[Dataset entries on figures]

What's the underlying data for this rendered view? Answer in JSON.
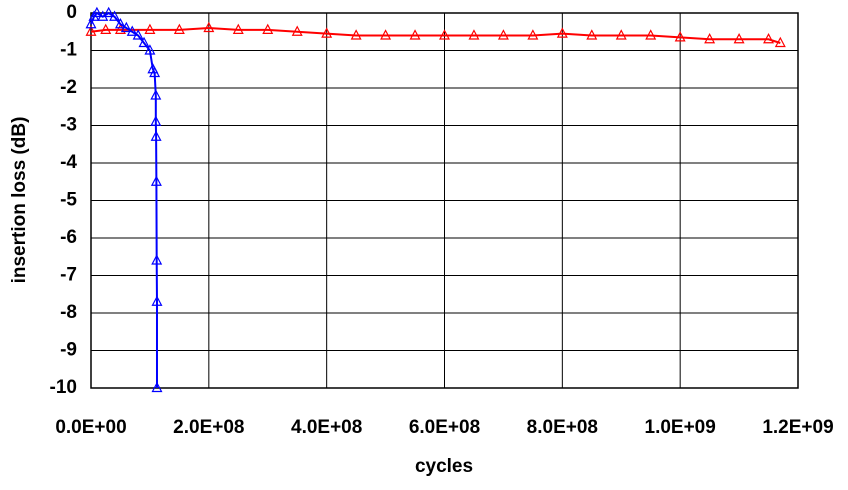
{
  "chart_data": {
    "type": "line",
    "xlabel": "cycles",
    "ylabel": "insertion loss (dB)",
    "xlim": [
      0,
      1200000000
    ],
    "ylim": [
      -10,
      0
    ],
    "xticks": [
      {
        "value": 0,
        "label": "0.0E+00"
      },
      {
        "value": 200000000,
        "label": "2.0E+08"
      },
      {
        "value": 400000000,
        "label": "4.0E+08"
      },
      {
        "value": 600000000,
        "label": "6.0E+08"
      },
      {
        "value": 800000000,
        "label": "8.0E+08"
      },
      {
        "value": 1000000000,
        "label": "1.0E+09"
      },
      {
        "value": 1200000000,
        "label": "1.2E+09"
      }
    ],
    "yticks": [
      0,
      -1,
      -2,
      -3,
      -4,
      -5,
      -6,
      -7,
      -8,
      -9,
      -10
    ],
    "grid": true,
    "series": [
      {
        "color": "#ff0000",
        "x": [
          0,
          25000000,
          50000000,
          100000000,
          150000000,
          200000000,
          250000000,
          300000000,
          350000000,
          400000000,
          450000000,
          500000000,
          550000000,
          600000000,
          650000000,
          700000000,
          750000000,
          800000000,
          850000000,
          900000000,
          950000000,
          1000000000,
          1050000000,
          1100000000,
          1150000000,
          1170000000
        ],
        "values": [
          -0.5,
          -0.45,
          -0.45,
          -0.45,
          -0.45,
          -0.4,
          -0.45,
          -0.45,
          -0.5,
          -0.55,
          -0.6,
          -0.6,
          -0.6,
          -0.6,
          -0.6,
          -0.6,
          -0.6,
          -0.55,
          -0.6,
          -0.6,
          -0.6,
          -0.65,
          -0.7,
          -0.7,
          -0.7,
          -0.8
        ]
      },
      {
        "color": "#0000ff",
        "x": [
          0,
          5000000,
          10000000,
          20000000,
          30000000,
          40000000,
          50000000,
          60000000,
          70000000,
          80000000,
          90000000,
          100000000,
          105000000,
          108000000,
          110000000,
          110000000,
          110500000,
          111000000,
          111500000,
          112000000,
          112000000
        ],
        "values": [
          -0.3,
          -0.1,
          0,
          -0.1,
          0,
          -0.1,
          -0.3,
          -0.4,
          -0.5,
          -0.6,
          -0.8,
          -1.0,
          -1.5,
          -1.6,
          -2.2,
          -2.9,
          -3.3,
          -4.5,
          -6.6,
          -7.7,
          -10
        ]
      }
    ]
  }
}
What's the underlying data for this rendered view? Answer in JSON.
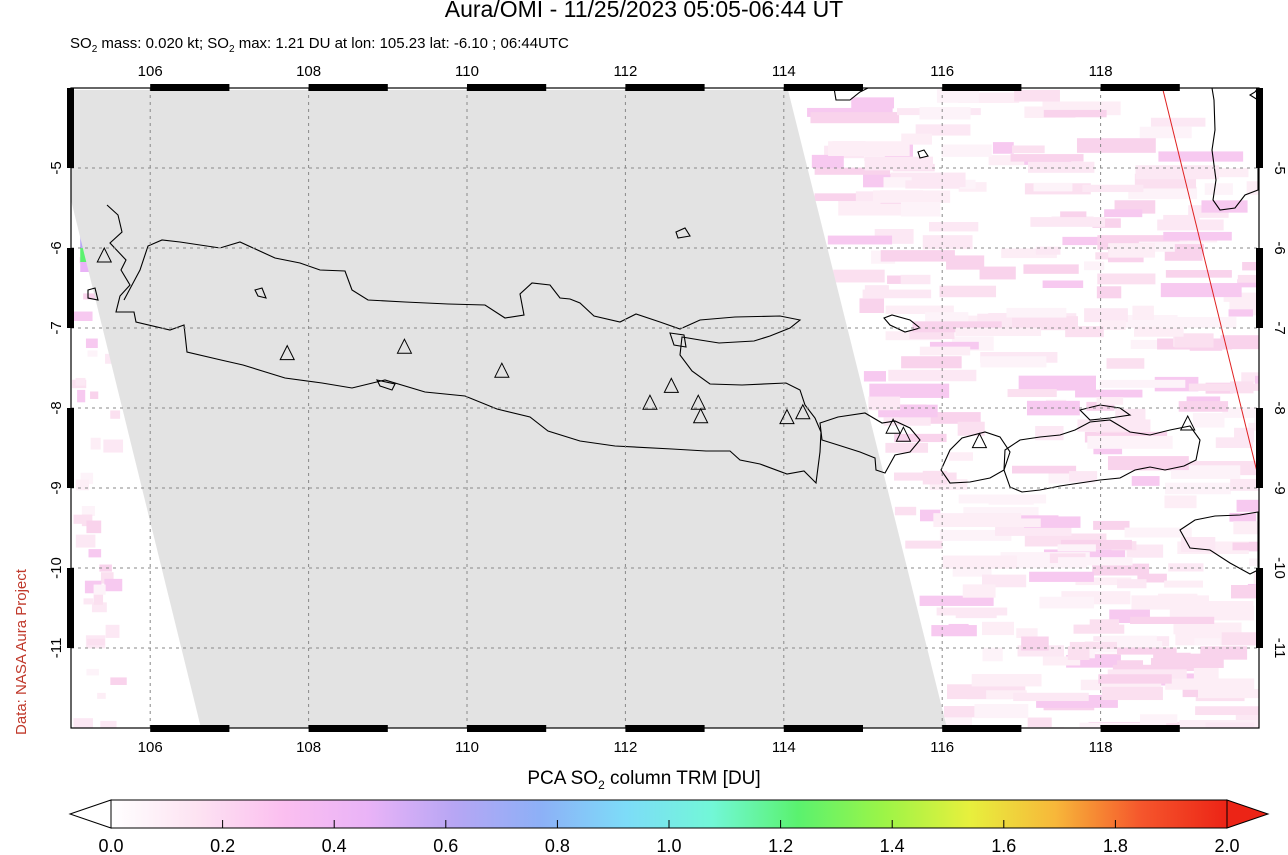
{
  "header": {
    "title": "Aura/OMI - 11/25/2023 05:05-06:44 UT",
    "subtitle_parts": [
      "SO",
      "2",
      " mass: 0.020 kt; SO",
      "2",
      " max: 1.21 DU at lon: 105.23 lat: -6.10 ; 06:44UTC"
    ]
  },
  "credit": "Data: NASA Aura Project",
  "map": {
    "lon_range": [
      105,
      120
    ],
    "lat_range": [
      -12,
      -4
    ],
    "lon_ticks": [
      "106",
      "108",
      "110",
      "112",
      "114",
      "116",
      "118"
    ],
    "lat_ticks": [
      "-5",
      "-6",
      "-7",
      "-8",
      "-9",
      "-10",
      "-11"
    ],
    "gridlines": true,
    "no_data_color": "#e3e3e3",
    "volcano_markers": [
      {
        "lon": 105.42,
        "lat": -6.1
      },
      {
        "lon": 107.73,
        "lat": -7.32
      },
      {
        "lon": 109.21,
        "lat": -7.24
      },
      {
        "lon": 110.44,
        "lat": -7.54
      },
      {
        "lon": 112.31,
        "lat": -7.94
      },
      {
        "lon": 112.58,
        "lat": -7.73
      },
      {
        "lon": 112.92,
        "lat": -7.94
      },
      {
        "lon": 112.95,
        "lat": -8.11
      },
      {
        "lon": 114.04,
        "lat": -8.12
      },
      {
        "lon": 114.24,
        "lat": -8.06
      },
      {
        "lon": 115.38,
        "lat": -8.24
      },
      {
        "lon": 115.51,
        "lat": -8.34
      },
      {
        "lon": 116.47,
        "lat": -8.42
      },
      {
        "lon": 119.1,
        "lat": -8.2
      }
    ]
  },
  "colorbar": {
    "title_parts": [
      "PCA SO",
      "2",
      " column TRM [DU]"
    ],
    "range": [
      0.0,
      2.0
    ],
    "ticks": [
      "0.0",
      "0.2",
      "0.4",
      "0.6",
      "0.8",
      "1.0",
      "1.2",
      "1.4",
      "1.6",
      "1.8",
      "2.0"
    ],
    "colors": [
      "#ffffff",
      "#fde3f2",
      "#fbbff0",
      "#e9b3f7",
      "#b7a6f4",
      "#8db0f7",
      "#7ddcf8",
      "#72f7d7",
      "#5af26f",
      "#9cf447",
      "#e7f03d",
      "#f7b73a",
      "#f5562c",
      "#ec2416"
    ]
  }
}
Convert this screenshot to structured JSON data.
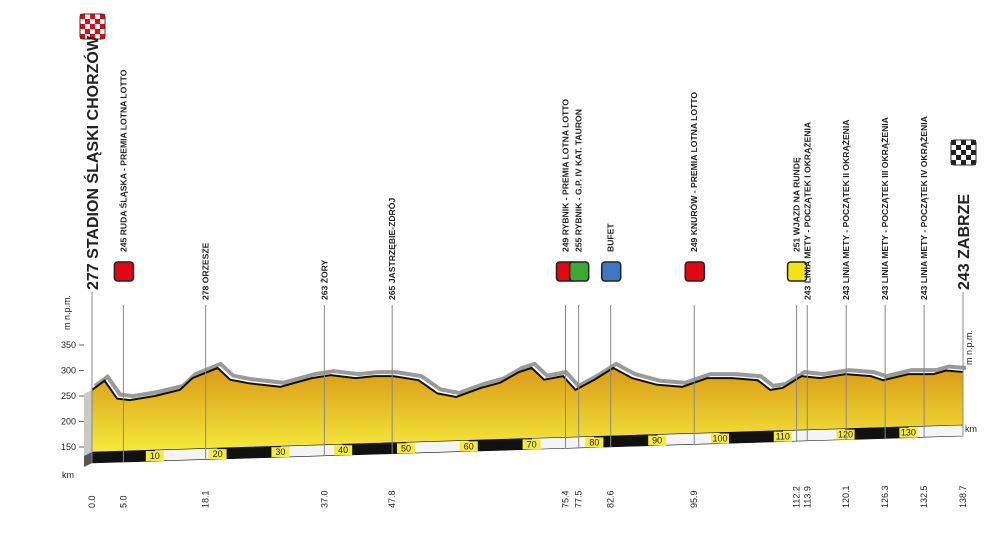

§ Work required
Give all the lines above again, character for character, without pictures.

§ Correct output
What's the underlying data for this rendered view? Answer in JSON.
{
  "chart_data": {
    "type": "line",
    "xlabel": "cycles",
    "ylabel": "insertion loss (dB)",
    "xlim": [
      0,
      1200000000
    ],
    "ylim": [
      -10,
      0
    ],
    "xticks": [
      {
        "value": 0,
        "label": "0.0E+00"
      },
      {
        "value": 200000000,
        "label": "2.0E+08"
      },
      {
        "value": 400000000,
        "label": "4.0E+08"
      },
      {
        "value": 600000000,
        "label": "6.0E+08"
      },
      {
        "value": 800000000,
        "label": "8.0E+08"
      },
      {
        "value": 1000000000,
        "label": "1.0E+09"
      },
      {
        "value": 1200000000,
        "label": "1.2E+09"
      }
    ],
    "yticks": [
      0,
      -1,
      -2,
      -3,
      -4,
      -5,
      -6,
      -7,
      -8,
      -9,
      -10
    ],
    "grid": true,
    "series": [
      {
        "color": "#ff0000",
        "x": [
          0,
          25000000,
          50000000,
          100000000,
          150000000,
          200000000,
          250000000,
          300000000,
          350000000,
          400000000,
          450000000,
          500000000,
          550000000,
          600000000,
          650000000,
          700000000,
          750000000,
          800000000,
          850000000,
          900000000,
          950000000,
          1000000000,
          1050000000,
          1100000000,
          1150000000,
          1170000000
        ],
        "values": [
          -0.5,
          -0.45,
          -0.45,
          -0.45,
          -0.45,
          -0.4,
          -0.45,
          -0.45,
          -0.5,
          -0.55,
          -0.6,
          -0.6,
          -0.6,
          -0.6,
          -0.6,
          -0.6,
          -0.6,
          -0.55,
          -0.6,
          -0.6,
          -0.6,
          -0.65,
          -0.7,
          -0.7,
          -0.7,
          -0.8
        ]
      },
      {
        "color": "#0000ff",
        "x": [
          0,
          5000000,
          10000000,
          20000000,
          30000000,
          40000000,
          50000000,
          60000000,
          70000000,
          80000000,
          90000000,
          100000000,
          105000000,
          108000000,
          110000000,
          110000000,
          110500000,
          111000000,
          111500000,
          112000000,
          112000000
        ],
        "values": [
          -0.3,
          -0.1,
          0,
          -0.1,
          0,
          -0.1,
          -0.3,
          -0.4,
          -0.5,
          -0.6,
          -0.8,
          -1.0,
          -1.5,
          -1.6,
          -2.2,
          -2.9,
          -3.3,
          -4.5,
          -6.6,
          -7.7,
          -10
        ]
      }
    ]
  }
}
What's the underlying data for this rendered view? Answer in JSON.
{
  "header": {
    "title": "Aura/OMI - 11/25/2023 05:05-06:44 UT",
    "subtitle_parts": [
      "SO",
      "2",
      " mass: 0.020 kt; SO",
      "2",
      " max: 1.21 DU at lon: 105.23 lat: -6.10 ; 06:44UTC"
    ]
  },
  "credit": "Data: NASA Aura Project",
  "map": {
    "lon_range": [
      105,
      120
    ],
    "lat_range": [
      -12,
      -4
    ],
    "lon_ticks": [
      "106",
      "108",
      "110",
      "112",
      "114",
      "116",
      "118"
    ],
    "lat_ticks": [
      "-5",
      "-6",
      "-7",
      "-8",
      "-9",
      "-10",
      "-11"
    ],
    "gridlines": true,
    "no_data_color": "#e3e3e3",
    "volcano_markers": [
      {
        "lon": 105.42,
        "lat": -6.1
      },
      {
        "lon": 107.73,
        "lat": -7.32
      },
      {
        "lon": 109.21,
        "lat": -7.24
      },
      {
        "lon": 110.44,
        "lat": -7.54
      },
      {
        "lon": 112.31,
        "lat": -7.94
      },
      {
        "lon": 112.58,
        "lat": -7.73
      },
      {
        "lon": 112.92,
        "lat": -7.94
      },
      {
        "lon": 112.95,
        "lat": -8.11
      },
      {
        "lon": 114.04,
        "lat": -8.12
      },
      {
        "lon": 114.24,
        "lat": -8.06
      },
      {
        "lon": 115.38,
        "lat": -8.24
      },
      {
        "lon": 115.51,
        "lat": -8.34
      },
      {
        "lon": 116.47,
        "lat": -8.42
      },
      {
        "lon": 119.1,
        "lat": -8.2
      }
    ]
  },
  "colorbar": {
    "title_parts": [
      "PCA SO",
      "2",
      " column TRM [DU]"
    ],
    "range": [
      0.0,
      2.0
    ],
    "ticks": [
      "0.0",
      "0.2",
      "0.4",
      "0.6",
      "0.8",
      "1.0",
      "1.2",
      "1.4",
      "1.6",
      "1.8",
      "2.0"
    ],
    "colors": [
      "#ffffff",
      "#fde3f2",
      "#fbbff0",
      "#e9b3f7",
      "#b7a6f4",
      "#8db0f7",
      "#7ddcf8",
      "#72f7d7",
      "#5af26f",
      "#9cf447",
      "#e7f03d",
      "#f7b73a",
      "#f5562c",
      "#ec2416"
    ]
  }
}
Convert this screenshot to structured JSON data.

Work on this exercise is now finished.